Given data:
☆ ☆ ☆ ☆ ☆

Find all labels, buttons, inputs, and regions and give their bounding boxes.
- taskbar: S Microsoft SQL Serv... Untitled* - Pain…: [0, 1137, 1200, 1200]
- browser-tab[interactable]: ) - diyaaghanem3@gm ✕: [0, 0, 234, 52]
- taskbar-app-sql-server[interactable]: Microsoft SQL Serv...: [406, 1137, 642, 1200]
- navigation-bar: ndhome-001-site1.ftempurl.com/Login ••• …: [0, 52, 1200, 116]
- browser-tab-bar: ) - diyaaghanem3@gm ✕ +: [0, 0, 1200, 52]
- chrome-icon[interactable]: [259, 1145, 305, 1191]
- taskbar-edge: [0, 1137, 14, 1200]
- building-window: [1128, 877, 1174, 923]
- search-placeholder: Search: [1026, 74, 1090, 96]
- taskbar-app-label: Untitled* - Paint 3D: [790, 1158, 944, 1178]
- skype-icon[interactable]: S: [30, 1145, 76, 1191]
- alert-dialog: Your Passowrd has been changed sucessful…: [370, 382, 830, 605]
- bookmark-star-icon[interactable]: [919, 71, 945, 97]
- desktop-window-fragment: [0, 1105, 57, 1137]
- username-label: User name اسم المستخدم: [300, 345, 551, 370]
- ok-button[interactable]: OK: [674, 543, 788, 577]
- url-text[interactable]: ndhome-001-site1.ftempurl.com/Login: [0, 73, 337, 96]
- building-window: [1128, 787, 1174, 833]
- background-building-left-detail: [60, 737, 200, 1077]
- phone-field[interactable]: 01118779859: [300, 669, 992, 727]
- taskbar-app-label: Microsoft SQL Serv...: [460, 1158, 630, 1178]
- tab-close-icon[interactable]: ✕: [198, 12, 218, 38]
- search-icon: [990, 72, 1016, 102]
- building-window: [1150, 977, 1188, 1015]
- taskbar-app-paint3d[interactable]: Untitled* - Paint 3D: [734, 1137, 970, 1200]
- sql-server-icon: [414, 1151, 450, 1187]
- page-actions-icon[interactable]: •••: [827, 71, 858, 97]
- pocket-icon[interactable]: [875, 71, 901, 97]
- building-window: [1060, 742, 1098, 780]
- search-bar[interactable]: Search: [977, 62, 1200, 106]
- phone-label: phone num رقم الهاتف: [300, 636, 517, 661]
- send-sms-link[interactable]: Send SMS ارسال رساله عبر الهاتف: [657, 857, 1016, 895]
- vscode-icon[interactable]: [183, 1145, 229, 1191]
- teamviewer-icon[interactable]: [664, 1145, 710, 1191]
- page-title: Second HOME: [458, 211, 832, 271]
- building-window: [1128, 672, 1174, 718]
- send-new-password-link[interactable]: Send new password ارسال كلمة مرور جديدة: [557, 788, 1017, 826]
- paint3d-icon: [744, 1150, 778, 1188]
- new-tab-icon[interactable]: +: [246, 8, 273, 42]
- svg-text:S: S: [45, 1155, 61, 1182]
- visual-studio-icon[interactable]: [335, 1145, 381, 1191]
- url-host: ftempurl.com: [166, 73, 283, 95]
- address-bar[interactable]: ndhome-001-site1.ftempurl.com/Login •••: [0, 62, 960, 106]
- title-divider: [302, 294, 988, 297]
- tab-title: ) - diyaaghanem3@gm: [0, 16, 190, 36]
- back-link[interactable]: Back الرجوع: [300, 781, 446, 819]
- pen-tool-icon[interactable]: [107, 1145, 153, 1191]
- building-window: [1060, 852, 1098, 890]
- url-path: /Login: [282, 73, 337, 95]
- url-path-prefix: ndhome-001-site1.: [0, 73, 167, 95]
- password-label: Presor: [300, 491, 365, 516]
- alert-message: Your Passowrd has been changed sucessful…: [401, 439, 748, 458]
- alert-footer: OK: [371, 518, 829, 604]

☆ ☆ ☆ ☆ ☆

To be done: Print every item above again, line for line, with no character changed.

Result for this exercise:
Find all labels, buttons, inputs, and regions and give their bounding boxes.
- taskbar: S Microsoft SQL Serv... Untitled* - Pain…: [0, 1137, 1200, 1200]
- browser-tab[interactable]: ) - diyaaghanem3@gm ✕: [0, 0, 234, 52]
- taskbar-app-sql-server[interactable]: Microsoft SQL Serv...: [406, 1137, 642, 1200]
- navigation-bar: ndhome-001-site1.ftempurl.com/Login ••• …: [0, 52, 1200, 116]
- browser-tab-bar: ) - diyaaghanem3@gm ✕ +: [0, 0, 1200, 52]
- chrome-icon[interactable]: [259, 1145, 305, 1191]
- taskbar-edge: [0, 1137, 14, 1200]
- building-window: [1128, 877, 1174, 923]
- search-placeholder: Search: [1026, 74, 1090, 96]
- taskbar-app-label: Untitled* - Paint 3D: [790, 1158, 944, 1178]
- skype-icon[interactable]: S: [30, 1145, 76, 1191]
- alert-dialog: Your Passowrd has been changed sucessful…: [370, 382, 830, 605]
- bookmark-star-icon[interactable]: [919, 71, 945, 97]
- desktop-window-fragment: [0, 1105, 57, 1137]
- username-label: User name اسم المستخدم: [300, 345, 551, 370]
- ok-button[interactable]: OK: [674, 543, 788, 577]
- url-text[interactable]: ndhome-001-site1.ftempurl.com/Login: [0, 73, 337, 96]
- building-window: [1128, 787, 1174, 833]
- background-building-left-detail: [60, 737, 200, 1077]
- phone-field[interactable]: 01118779859: [300, 669, 992, 727]
- taskbar-app-label: Microsoft SQL Serv...: [460, 1158, 630, 1178]
- tab-close-icon[interactable]: ✕: [198, 12, 218, 38]
- search-icon: [990, 72, 1016, 102]
- building-window: [1150, 977, 1188, 1015]
- taskbar-app-paint3d[interactable]: Untitled* - Paint 3D: [734, 1137, 970, 1200]
- sql-server-icon: [414, 1151, 450, 1187]
- page-actions-icon[interactable]: •••: [827, 71, 858, 97]
- pocket-icon[interactable]: [875, 71, 901, 97]
- building-window: [1060, 742, 1098, 780]
- search-bar[interactable]: Search: [977, 62, 1200, 106]
- phone-label: phone num رقم الهاتف: [300, 636, 517, 661]
- send-sms-link[interactable]: Send SMS ارسال رساله عبر الهاتف: [657, 857, 1016, 895]
- vscode-icon[interactable]: [183, 1145, 229, 1191]
- teamviewer-icon[interactable]: [664, 1145, 710, 1191]
- page-title: Second HOME: [458, 211, 832, 271]
- building-window: [1128, 672, 1174, 718]
- send-new-password-link[interactable]: Send new password ارسال كلمة مرور جديدة: [557, 788, 1017, 826]
- paint3d-icon: [744, 1150, 778, 1188]
- new-tab-icon[interactable]: +: [246, 8, 273, 42]
- svg-text:S: S: [45, 1155, 61, 1182]
- visual-studio-icon[interactable]: [335, 1145, 381, 1191]
- url-host: ftempurl.com: [166, 73, 283, 95]
- address-bar[interactable]: ndhome-001-site1.ftempurl.com/Login •••: [0, 62, 960, 106]
- title-divider: [302, 294, 988, 297]
- tab-title: ) - diyaaghanem3@gm: [0, 16, 190, 36]
- back-link[interactable]: Back الرجوع: [300, 781, 446, 819]
- pen-tool-icon[interactable]: [107, 1145, 153, 1191]
- building-window: [1060, 852, 1098, 890]
- url-path: /Login: [282, 73, 337, 95]
- url-path-prefix: ndhome-001-site1.: [0, 73, 167, 95]
- password-label: Presor: [300, 491, 365, 516]
- alert-message: Your Passowrd has been changed sucessful…: [401, 439, 748, 458]
- alert-footer: OK: [371, 518, 829, 604]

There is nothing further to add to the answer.